- [Extracted text]
## BEGIN

On 2018-07-10 05:31 PM, Gregg Reynolds wrote:
> On Tue, Jul 10, 2018, 9:00 AM Dirk Laurie <firstname.lastname@example.org
> <mailto:email@example.com>> wrote:
> 2018-07-10 15:30 GMT+02:00 Lorenzo Donati
> <firstname.lastname@example.org <mailto:email@example.com>>:
> > Unicode is great for typesetting (I use regularly LaTeX and it's
> fun to find
> > almost every symbol you may imagine, even ancient German runic
> > but it sucks (IMHO) for general programming or computer-related
> stuff. Too
> > much mind overhead to use correctly for little gain.
> Yes, yes, but — if you will allow me to return to Lua and UTF-8 —
> there would
> be more gain for a programmer if we had (if it is not too late already
> for Lua 5.4)
> utf8 versions of find, sub, match, gsub, gmatch, reverse. Just
> those, not asking
> for upper/lower, operating only on simple codepoints, no combining
> no need for a C library.
> Utf8 != Unicode. It's an encoding; you don't get to pick a subset and
> still claim Unicode support.
> "Simple codepoints"? Does Unicode define that? If not, who decides
> what that means? Zero-width space is pretty simple.
> No combining chars? Ok, but that would not be Unicode. Practical
> result: massive confusion and complaining. You cannot accept Unicode
> and reject combining chars.
> utf8.find ("Hélène",'n') --> 5 5
> utf8.sub ("Hélène",5) --> 'ne'
> utf8.gsub ("Hélène","[éè]","e") --> 'Helene' 2
> utf8.reverse ("Hélène") --> 'enèléH'

## END

- [Data section]
## BEGIN

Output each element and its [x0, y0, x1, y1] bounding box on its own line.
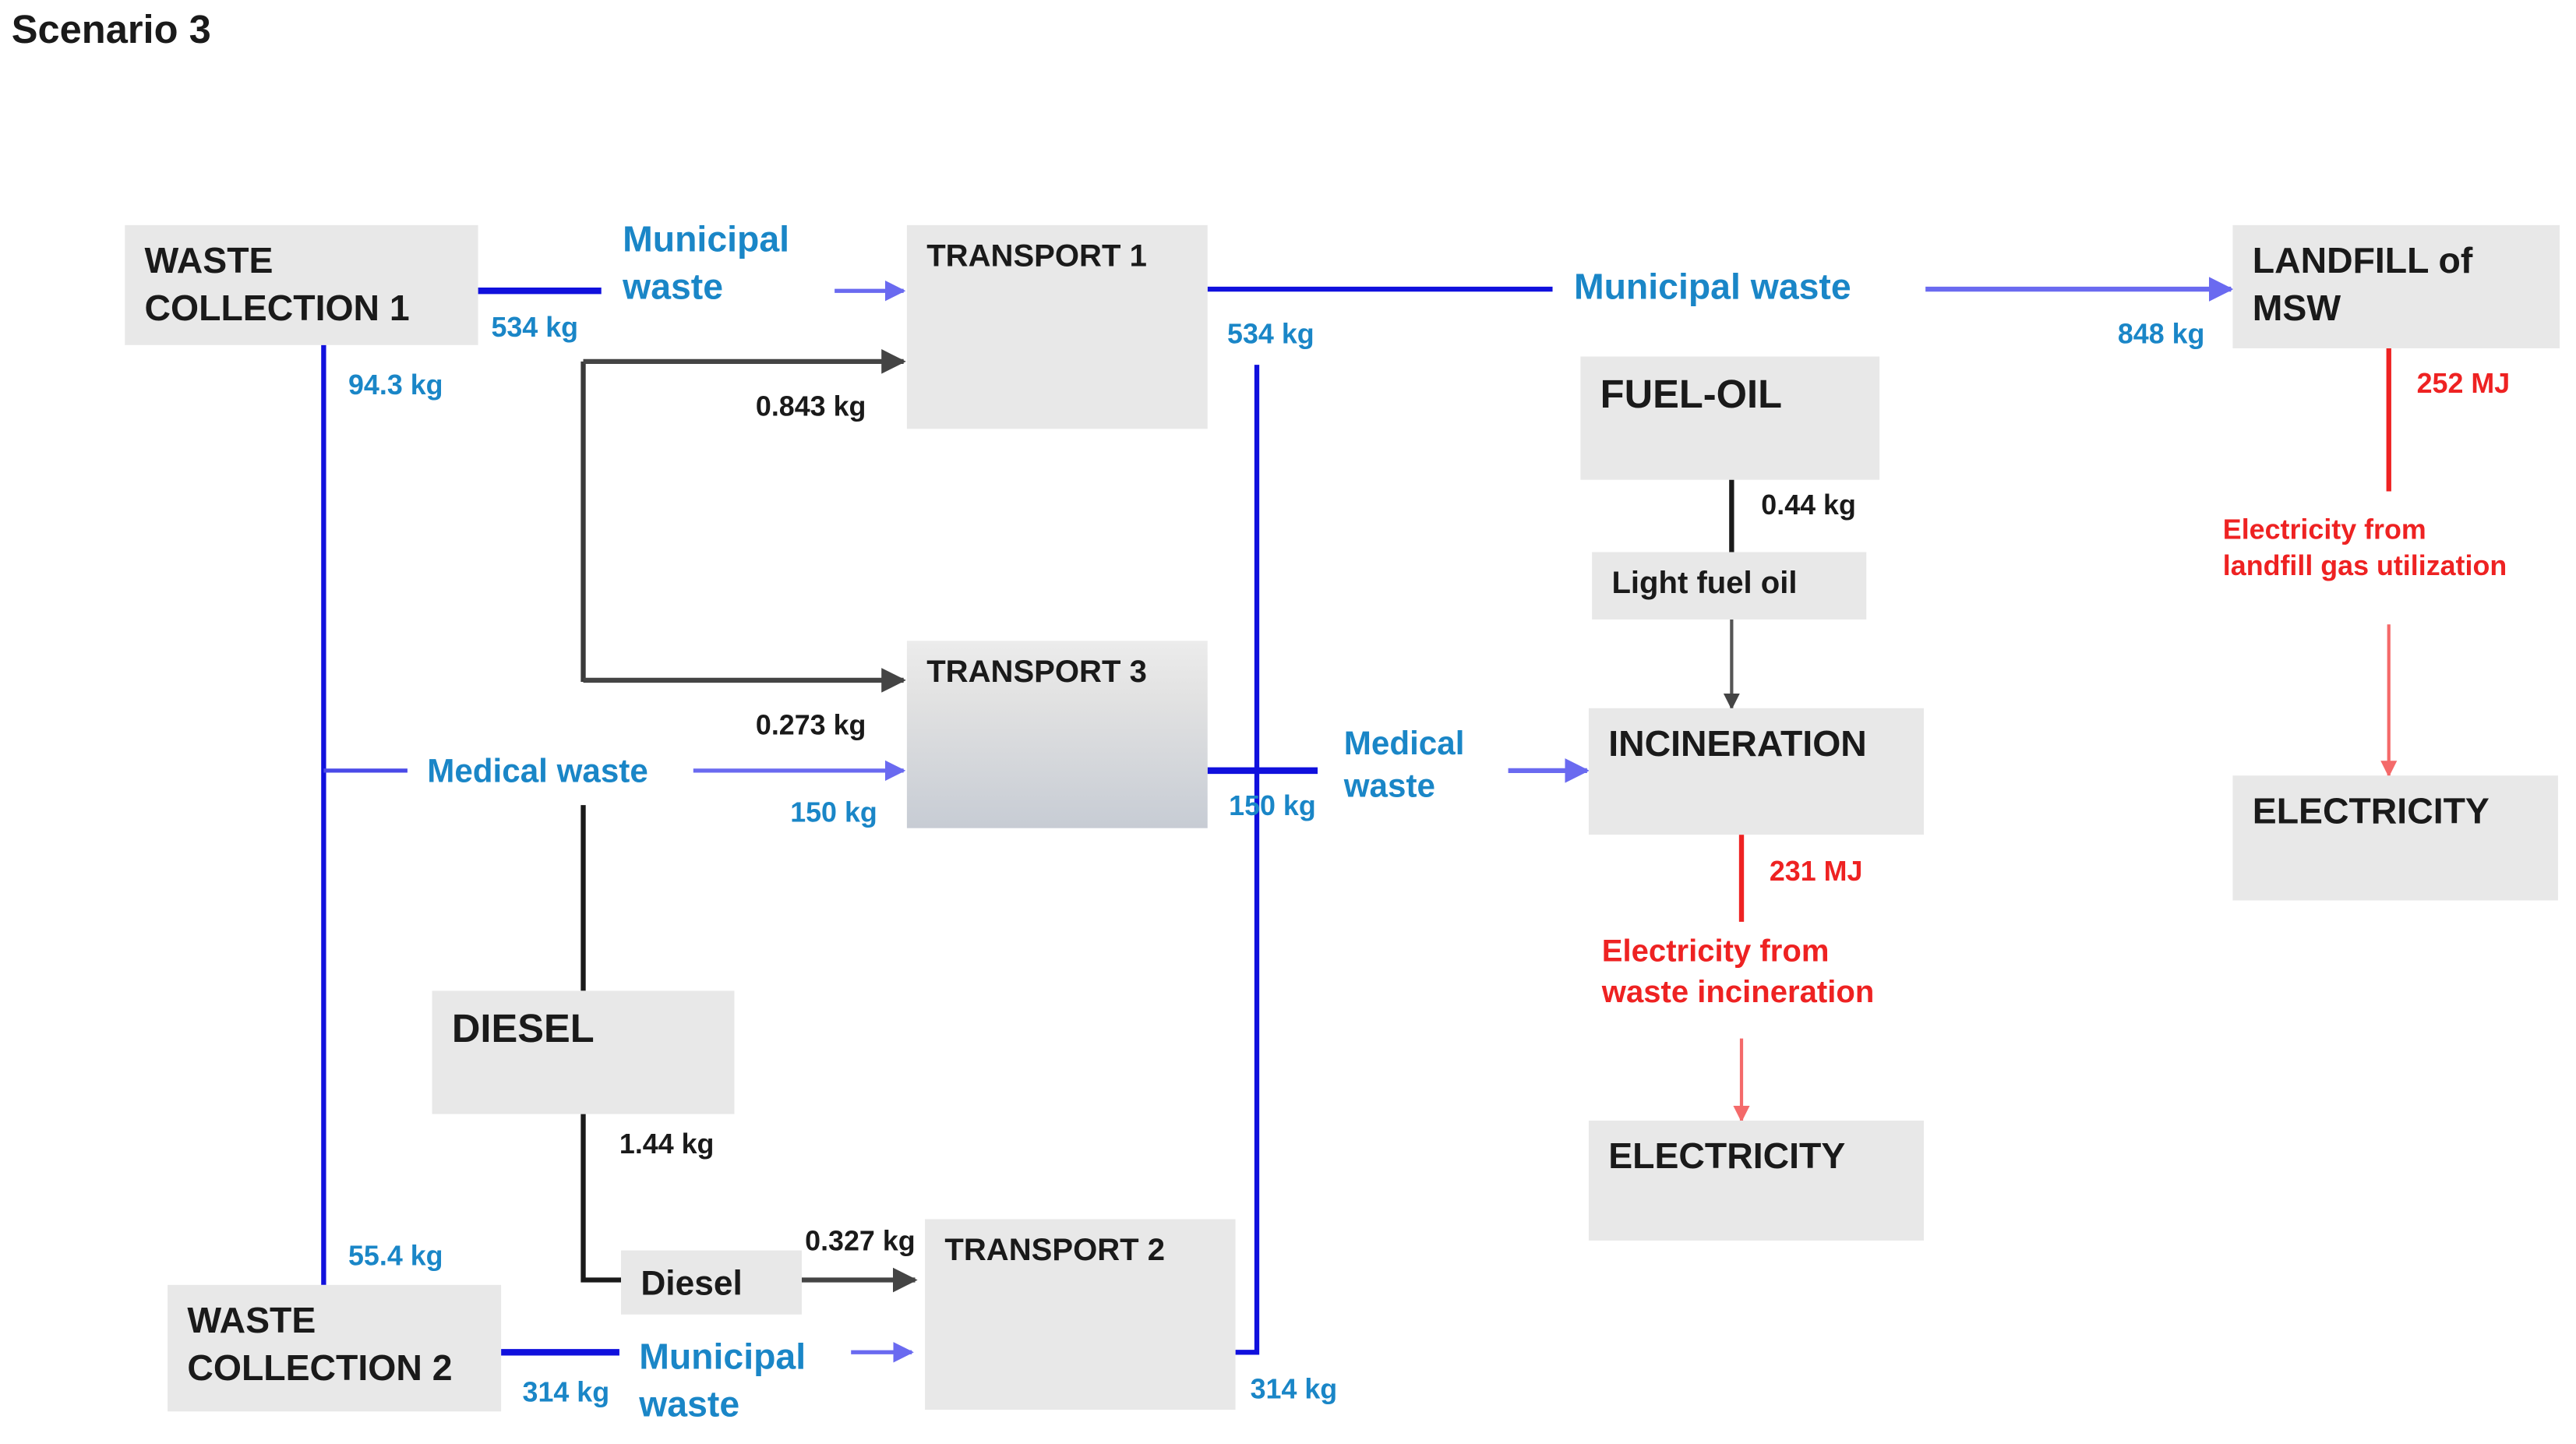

## END

- [Set task]
From the Lua and UTF-8 thread above, reproduce everything from "On 2018-07-10 05:31" down to "for little gain.".

- [Completed exercise]
On 2018-07-10 05:31 PM, Gregg Reynolds wrote:
> On Tue, Jul 10, 2018, 9:00 AM Dirk Laurie <firstname.lastname@example.org
> <mailto:email@example.com>> wrote:
> 2018-07-10 15:30 GMT+02:00 Lorenzo Donati
> <firstname.lastname@example.org <mailto:email@example.com>>:
> > Unicode is great for typesetting (I use regularly LaTeX and it's
> fun to find
> > almost every symbol you may imagine, even ancient German runic
> > but it sucks (IMHO) for general programming or computer-related
> stuff. Too
> > much mind overhead to use correctly for little gain.